══ Dataset entries

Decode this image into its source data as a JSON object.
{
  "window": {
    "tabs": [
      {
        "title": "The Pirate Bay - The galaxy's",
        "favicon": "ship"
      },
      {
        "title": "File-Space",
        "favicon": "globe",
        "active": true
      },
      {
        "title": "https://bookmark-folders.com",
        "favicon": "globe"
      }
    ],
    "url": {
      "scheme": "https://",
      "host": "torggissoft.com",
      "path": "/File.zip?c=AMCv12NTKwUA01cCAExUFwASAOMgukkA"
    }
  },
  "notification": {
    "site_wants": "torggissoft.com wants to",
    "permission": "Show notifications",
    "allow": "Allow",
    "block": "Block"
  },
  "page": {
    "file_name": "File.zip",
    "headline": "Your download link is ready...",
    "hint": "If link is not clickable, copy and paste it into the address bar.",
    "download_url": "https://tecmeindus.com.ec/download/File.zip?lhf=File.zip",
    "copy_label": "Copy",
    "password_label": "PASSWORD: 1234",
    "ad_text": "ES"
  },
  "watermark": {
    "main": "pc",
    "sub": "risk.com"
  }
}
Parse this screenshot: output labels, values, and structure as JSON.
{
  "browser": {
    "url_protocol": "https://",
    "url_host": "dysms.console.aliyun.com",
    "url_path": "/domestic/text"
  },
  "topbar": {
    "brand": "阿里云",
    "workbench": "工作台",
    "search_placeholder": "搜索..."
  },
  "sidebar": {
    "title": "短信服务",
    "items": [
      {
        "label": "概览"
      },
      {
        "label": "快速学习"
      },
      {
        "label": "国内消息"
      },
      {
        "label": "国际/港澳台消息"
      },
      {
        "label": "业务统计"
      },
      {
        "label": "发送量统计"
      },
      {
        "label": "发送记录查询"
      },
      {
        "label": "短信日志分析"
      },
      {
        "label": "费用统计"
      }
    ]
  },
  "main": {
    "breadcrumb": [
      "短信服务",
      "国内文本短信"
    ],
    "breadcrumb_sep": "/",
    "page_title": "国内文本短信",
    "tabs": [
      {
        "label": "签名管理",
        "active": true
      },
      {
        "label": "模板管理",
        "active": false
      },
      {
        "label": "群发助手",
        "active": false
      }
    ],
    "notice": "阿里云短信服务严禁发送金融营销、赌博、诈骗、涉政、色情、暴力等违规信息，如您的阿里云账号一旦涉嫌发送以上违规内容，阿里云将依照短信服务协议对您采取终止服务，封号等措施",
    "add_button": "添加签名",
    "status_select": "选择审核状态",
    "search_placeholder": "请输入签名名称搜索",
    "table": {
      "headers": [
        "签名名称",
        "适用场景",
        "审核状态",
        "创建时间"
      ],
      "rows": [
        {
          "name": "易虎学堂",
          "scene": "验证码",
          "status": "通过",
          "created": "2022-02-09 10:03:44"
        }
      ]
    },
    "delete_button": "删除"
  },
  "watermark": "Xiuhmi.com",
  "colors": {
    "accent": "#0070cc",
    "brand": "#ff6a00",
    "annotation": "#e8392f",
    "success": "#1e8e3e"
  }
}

════

▸ **Exercise requirements**
Sift the material for lines with the string "favicon". Copy each one found.

▸ **Correct result**
        "favicon": "ship"
        "favicon": "globe",
        "favicon": "globe"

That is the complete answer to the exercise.